** begin Data rows **
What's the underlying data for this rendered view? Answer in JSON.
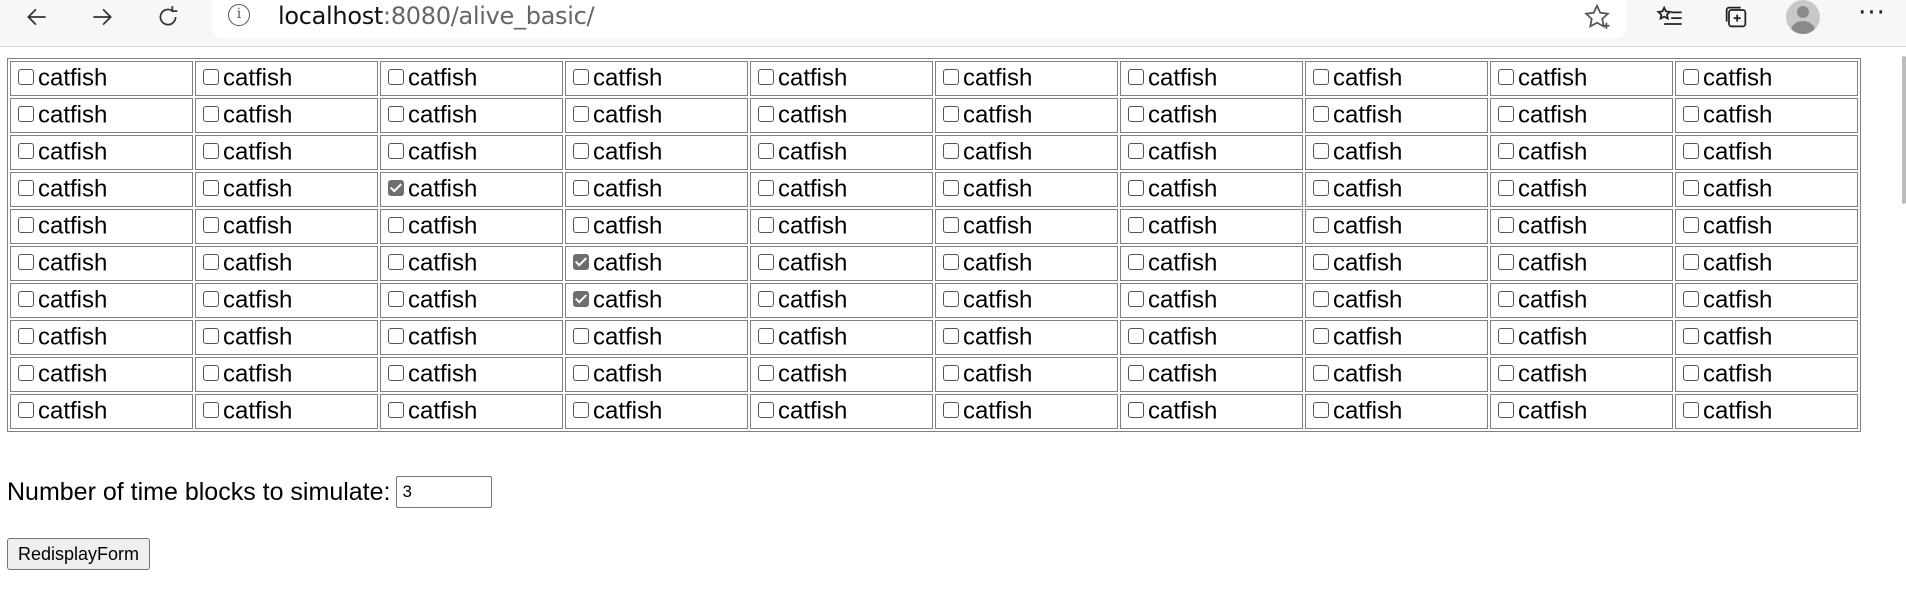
{
  "browser": {
    "url_host": "localhost",
    "url_rest": ":8080/alive_basic/",
    "icons": [
      "back-arrow-icon",
      "forward-arrow-icon",
      "refresh-icon",
      "info-icon",
      "star-icon",
      "favorites-icon",
      "collections-icon",
      "profile-avatar-icon",
      "more-menu-icon"
    ]
  },
  "grid": {
    "rows": [
      [
        {
          "label": "catfish",
          "checked": false
        },
        {
          "label": "catfish",
          "checked": false
        },
        {
          "label": "catfish",
          "checked": false
        },
        {
          "label": "catfish",
          "checked": false
        },
        {
          "label": "catfish",
          "checked": false
        },
        {
          "label": "catfish",
          "checked": false
        },
        {
          "label": "catfish",
          "checked": false
        },
        {
          "label": "catfish",
          "checked": false
        },
        {
          "label": "catfish",
          "checked": false
        },
        {
          "label": "catfish",
          "checked": false
        }
      ],
      [
        {
          "label": "catfish",
          "checked": false
        },
        {
          "label": "catfish",
          "checked": false
        },
        {
          "label": "catfish",
          "checked": false
        },
        {
          "label": "catfish",
          "checked": false
        },
        {
          "label": "catfish",
          "checked": false
        },
        {
          "label": "catfish",
          "checked": false
        },
        {
          "label": "catfish",
          "checked": false
        },
        {
          "label": "catfish",
          "checked": false
        },
        {
          "label": "catfish",
          "checked": false
        },
        {
          "label": "catfish",
          "checked": false
        }
      ],
      [
        {
          "label": "catfish",
          "checked": false
        },
        {
          "label": "catfish",
          "checked": false
        },
        {
          "label": "catfish",
          "checked": false
        },
        {
          "label": "catfish",
          "checked": false
        },
        {
          "label": "catfish",
          "checked": false
        },
        {
          "label": "catfish",
          "checked": false
        },
        {
          "label": "catfish",
          "checked": false
        },
        {
          "label": "catfish",
          "checked": false
        },
        {
          "label": "catfish",
          "checked": false
        },
        {
          "label": "catfish",
          "checked": false
        }
      ],
      [
        {
          "label": "catfish",
          "checked": false
        },
        {
          "label": "catfish",
          "checked": false
        },
        {
          "label": "catfish",
          "checked": true
        },
        {
          "label": "catfish",
          "checked": false
        },
        {
          "label": "catfish",
          "checked": false
        },
        {
          "label": "catfish",
          "checked": false
        },
        {
          "label": "catfish",
          "checked": false
        },
        {
          "label": "catfish",
          "checked": false
        },
        {
          "label": "catfish",
          "checked": false
        },
        {
          "label": "catfish",
          "checked": false
        }
      ],
      [
        {
          "label": "catfish",
          "checked": false
        },
        {
          "label": "catfish",
          "checked": false
        },
        {
          "label": "catfish",
          "checked": false
        },
        {
          "label": "catfish",
          "checked": false
        },
        {
          "label": "catfish",
          "checked": false
        },
        {
          "label": "catfish",
          "checked": false
        },
        {
          "label": "catfish",
          "checked": false
        },
        {
          "label": "catfish",
          "checked": false
        },
        {
          "label": "catfish",
          "checked": false
        },
        {
          "label": "catfish",
          "checked": false
        }
      ],
      [
        {
          "label": "catfish",
          "checked": false
        },
        {
          "label": "catfish",
          "checked": false
        },
        {
          "label": "catfish",
          "checked": false
        },
        {
          "label": "catfish",
          "checked": true
        },
        {
          "label": "catfish",
          "checked": false
        },
        {
          "label": "catfish",
          "checked": false
        },
        {
          "label": "catfish",
          "checked": false
        },
        {
          "label": "catfish",
          "checked": false
        },
        {
          "label": "catfish",
          "checked": false
        },
        {
          "label": "catfish",
          "checked": false
        }
      ],
      [
        {
          "label": "catfish",
          "checked": false
        },
        {
          "label": "catfish",
          "checked": false
        },
        {
          "label": "catfish",
          "checked": false
        },
        {
          "label": "catfish",
          "checked": true
        },
        {
          "label": "catfish",
          "checked": false
        },
        {
          "label": "catfish",
          "checked": false
        },
        {
          "label": "catfish",
          "checked": false
        },
        {
          "label": "catfish",
          "checked": false
        },
        {
          "label": "catfish",
          "checked": false
        },
        {
          "label": "catfish",
          "checked": false
        }
      ],
      [
        {
          "label": "catfish",
          "checked": false
        },
        {
          "label": "catfish",
          "checked": false
        },
        {
          "label": "catfish",
          "checked": false
        },
        {
          "label": "catfish",
          "checked": false
        },
        {
          "label": "catfish",
          "checked": false
        },
        {
          "label": "catfish",
          "checked": false
        },
        {
          "label": "catfish",
          "checked": false
        },
        {
          "label": "catfish",
          "checked": false
        },
        {
          "label": "catfish",
          "checked": false
        },
        {
          "label": "catfish",
          "checked": false
        }
      ],
      [
        {
          "label": "catfish",
          "checked": false
        },
        {
          "label": "catfish",
          "checked": false
        },
        {
          "label": "catfish",
          "checked": false
        },
        {
          "label": "catfish",
          "checked": false
        },
        {
          "label": "catfish",
          "checked": false
        },
        {
          "label": "catfish",
          "checked": false
        },
        {
          "label": "catfish",
          "checked": false
        },
        {
          "label": "catfish",
          "checked": false
        },
        {
          "label": "catfish",
          "checked": false
        },
        {
          "label": "catfish",
          "checked": false
        }
      ],
      [
        {
          "label": "catfish",
          "checked": false
        },
        {
          "label": "catfish",
          "checked": false
        },
        {
          "label": "catfish",
          "checked": false
        },
        {
          "label": "catfish",
          "checked": false
        },
        {
          "label": "catfish",
          "checked": false
        },
        {
          "label": "catfish",
          "checked": false
        },
        {
          "label": "catfish",
          "checked": false
        },
        {
          "label": "catfish",
          "checked": false
        },
        {
          "label": "catfish",
          "checked": false
        },
        {
          "label": "catfish",
          "checked": false
        }
      ]
    ]
  },
  "form": {
    "time_blocks_label": "Number of time blocks to simulate:",
    "time_blocks_value": "3",
    "redisplay_button_label": "RedisplayForm"
  }
}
** end Data rows **
Repeat each entry exactly. Pictures do not belong in the copy.

What's the underlying data for this rendered view? Answer in JSON.
{
  "browser": {
    "url_host": "localhost",
    "url_rest": ":8080/alive_basic/",
    "icons": [
      "back-arrow-icon",
      "forward-arrow-icon",
      "refresh-icon",
      "info-icon",
      "star-icon",
      "favorites-icon",
      "collections-icon",
      "profile-avatar-icon",
      "more-menu-icon"
    ]
  },
  "grid": {
    "rows": [
      [
        {
          "label": "catfish",
          "checked": false
        },
        {
          "label": "catfish",
          "checked": false
        },
        {
          "label": "catfish",
          "checked": false
        },
        {
          "label": "catfish",
          "checked": false
        },
        {
          "label": "catfish",
          "checked": false
        },
        {
          "label": "catfish",
          "checked": false
        },
        {
          "label": "catfish",
          "checked": false
        },
        {
          "label": "catfish",
          "checked": false
        },
        {
          "label": "catfish",
          "checked": false
        },
        {
          "label": "catfish",
          "checked": false
        }
      ],
      [
        {
          "label": "catfish",
          "checked": false
        },
        {
          "label": "catfish",
          "checked": false
        },
        {
          "label": "catfish",
          "checked": false
        },
        {
          "label": "catfish",
          "checked": false
        },
        {
          "label": "catfish",
          "checked": false
        },
        {
          "label": "catfish",
          "checked": false
        },
        {
          "label": "catfish",
          "checked": false
        },
        {
          "label": "catfish",
          "checked": false
        },
        {
          "label": "catfish",
          "checked": false
        },
        {
          "label": "catfish",
          "checked": false
        }
      ],
      [
        {
          "label": "catfish",
          "checked": false
        },
        {
          "label": "catfish",
          "checked": false
        },
        {
          "label": "catfish",
          "checked": false
        },
        {
          "label": "catfish",
          "checked": false
        },
        {
          "label": "catfish",
          "checked": false
        },
        {
          "label": "catfish",
          "checked": false
        },
        {
          "label": "catfish",
          "checked": false
        },
        {
          "label": "catfish",
          "checked": false
        },
        {
          "label": "catfish",
          "checked": false
        },
        {
          "label": "catfish",
          "checked": false
        }
      ],
      [
        {
          "label": "catfish",
          "checked": false
        },
        {
          "label": "catfish",
          "checked": false
        },
        {
          "label": "catfish",
          "checked": true
        },
        {
          "label": "catfish",
          "checked": false
        },
        {
          "label": "catfish",
          "checked": false
        },
        {
          "label": "catfish",
          "checked": false
        },
        {
          "label": "catfish",
          "checked": false
        },
        {
          "label": "catfish",
          "checked": false
        },
        {
          "label": "catfish",
          "checked": false
        },
        {
          "label": "catfish",
          "checked": false
        }
      ],
      [
        {
          "label": "catfish",
          "checked": false
        },
        {
          "label": "catfish",
          "checked": false
        },
        {
          "label": "catfish",
          "checked": false
        },
        {
          "label": "catfish",
          "checked": false
        },
        {
          "label": "catfish",
          "checked": false
        },
        {
          "label": "catfish",
          "checked": false
        },
        {
          "label": "catfish",
          "checked": false
        },
        {
          "label": "catfish",
          "checked": false
        },
        {
          "label": "catfish",
          "checked": false
        },
        {
          "label": "catfish",
          "checked": false
        }
      ],
      [
        {
          "label": "catfish",
          "checked": false
        },
        {
          "label": "catfish",
          "checked": false
        },
        {
          "label": "catfish",
          "checked": false
        },
        {
          "label": "catfish",
          "checked": true
        },
        {
          "label": "catfish",
          "checked": false
        },
        {
          "label": "catfish",
          "checked": false
        },
        {
          "label": "catfish",
          "checked": false
        },
        {
          "label": "catfish",
          "checked": false
        },
        {
          "label": "catfish",
          "checked": false
        },
        {
          "label": "catfish",
          "checked": false
        }
      ],
      [
        {
          "label": "catfish",
          "checked": false
        },
        {
          "label": "catfish",
          "checked": false
        },
        {
          "label": "catfish",
          "checked": false
        },
        {
          "label": "catfish",
          "checked": true
        },
        {
          "label": "catfish",
          "checked": false
        },
        {
          "label": "catfish",
          "checked": false
        },
        {
          "label": "catfish",
          "checked": false
        },
        {
          "label": "catfish",
          "checked": false
        },
        {
          "label": "catfish",
          "checked": false
        },
        {
          "label": "catfish",
          "checked": false
        }
      ],
      [
        {
          "label": "catfish",
          "checked": false
        },
        {
          "label": "catfish",
          "checked": false
        },
        {
          "label": "catfish",
          "checked": false
        },
        {
          "label": "catfish",
          "checked": false
        },
        {
          "label": "catfish",
          "checked": false
        },
        {
          "label": "catfish",
          "checked": false
        },
        {
          "label": "catfish",
          "checked": false
        },
        {
          "label": "catfish",
          "checked": false
        },
        {
          "label": "catfish",
          "checked": false
        },
        {
          "label": "catfish",
          "checked": false
        }
      ],
      [
        {
          "label": "catfish",
          "checked": false
        },
        {
          "label": "catfish",
          "checked": false
        },
        {
          "label": "catfish",
          "checked": false
        },
        {
          "label": "catfish",
          "checked": false
        },
        {
          "label": "catfish",
          "checked": false
        },
        {
          "label": "catfish",
          "checked": false
        },
        {
          "label": "catfish",
          "checked": false
        },
        {
          "label": "catfish",
          "checked": false
        },
        {
          "label": "catfish",
          "checked": false
        },
        {
          "label": "catfish",
          "checked": false
        }
      ],
      [
        {
          "label": "catfish",
          "checked": false
        },
        {
          "label": "catfish",
          "checked": false
        },
        {
          "label": "catfish",
          "checked": false
        },
        {
          "label": "catfish",
          "checked": false
        },
        {
          "label": "catfish",
          "checked": false
        },
        {
          "label": "catfish",
          "checked": false
        },
        {
          "label": "catfish",
          "checked": false
        },
        {
          "label": "catfish",
          "checked": false
        },
        {
          "label": "catfish",
          "checked": false
        },
        {
          "label": "catfish",
          "checked": false
        }
      ]
    ]
  },
  "form": {
    "time_blocks_label": "Number of time blocks to simulate:",
    "time_blocks_value": "3",
    "redisplay_button_label": "RedisplayForm"
  }
}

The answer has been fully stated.